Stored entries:
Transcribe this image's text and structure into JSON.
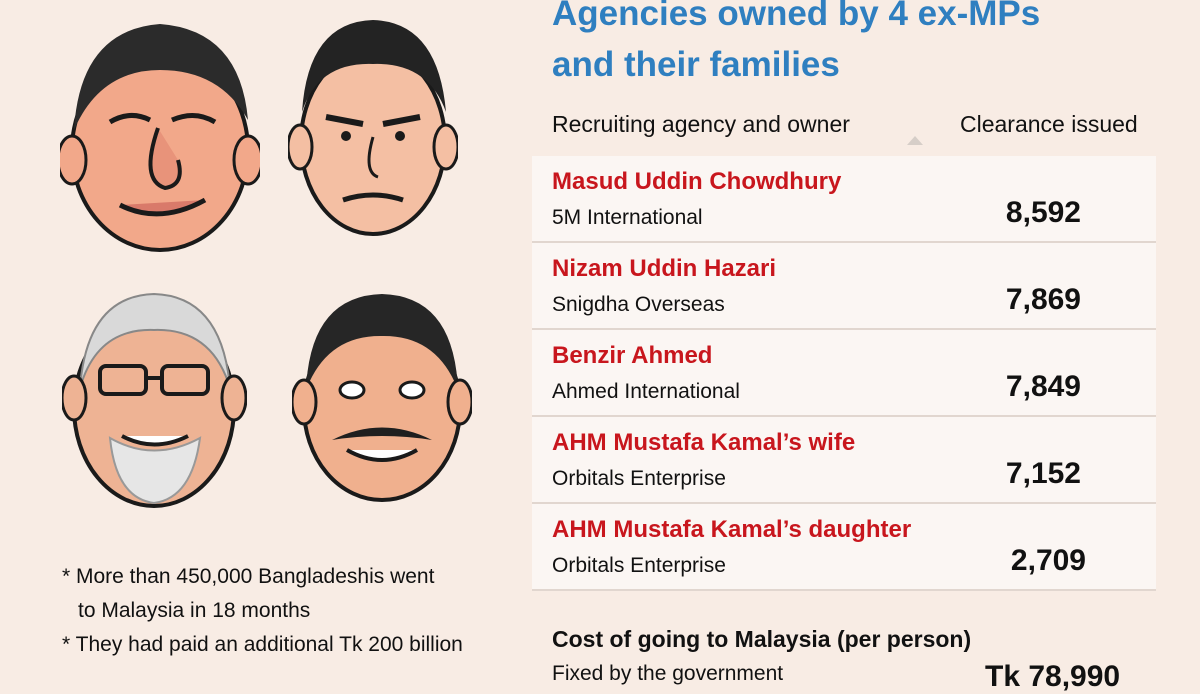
{
  "header": {
    "title_line1": "Agencies owned by 4 ex-MPs",
    "title_line2": "and their families",
    "col_left": "Recruiting agency and owner",
    "col_right": "Clearance issued"
  },
  "chart_data": {
    "type": "table",
    "title": "Agencies owned by 4 ex-MPs and their families",
    "columns": [
      "Recruiting agency and owner",
      "Clearance issued"
    ],
    "rows": [
      {
        "owner": "Masud Uddin Chowdhury",
        "agency": "5M International",
        "value": "8,592"
      },
      {
        "owner": "Nizam Uddin Hazari",
        "agency": "Snigdha Overseas",
        "value": "7,869"
      },
      {
        "owner": "Benzir Ahmed",
        "agency": "Ahmed International",
        "value": "7,849"
      },
      {
        "owner": "AHM Mustafa Kamal’s wife",
        "agency": "Orbitals Enterprise",
        "value": "7,152"
      },
      {
        "owner": "AHM Mustafa Kamal’s daughter",
        "agency": "Orbitals Enterprise",
        "value": "2,709"
      }
    ]
  },
  "notes": {
    "line1": "* More than 450,000 Bangladeshis went",
    "line2": "to Malaysia in 18 months",
    "line3": "* They had paid an additional Tk 200 billion"
  },
  "cost": {
    "title": "Cost of going to Malaysia (per person)",
    "line_label": "Fixed by the government",
    "line_value": "Tk 78,990"
  },
  "colors": {
    "title": "#2f7fc0",
    "owner_name": "#c8161d",
    "background": "#f8ece4",
    "row_background": "#fbf6f3"
  }
}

PROBLEM DETAILS: Give the number of lines that hold the word "Clearance" in these records, with nothing added.

SOLUTION TO THE PROBLEM: 2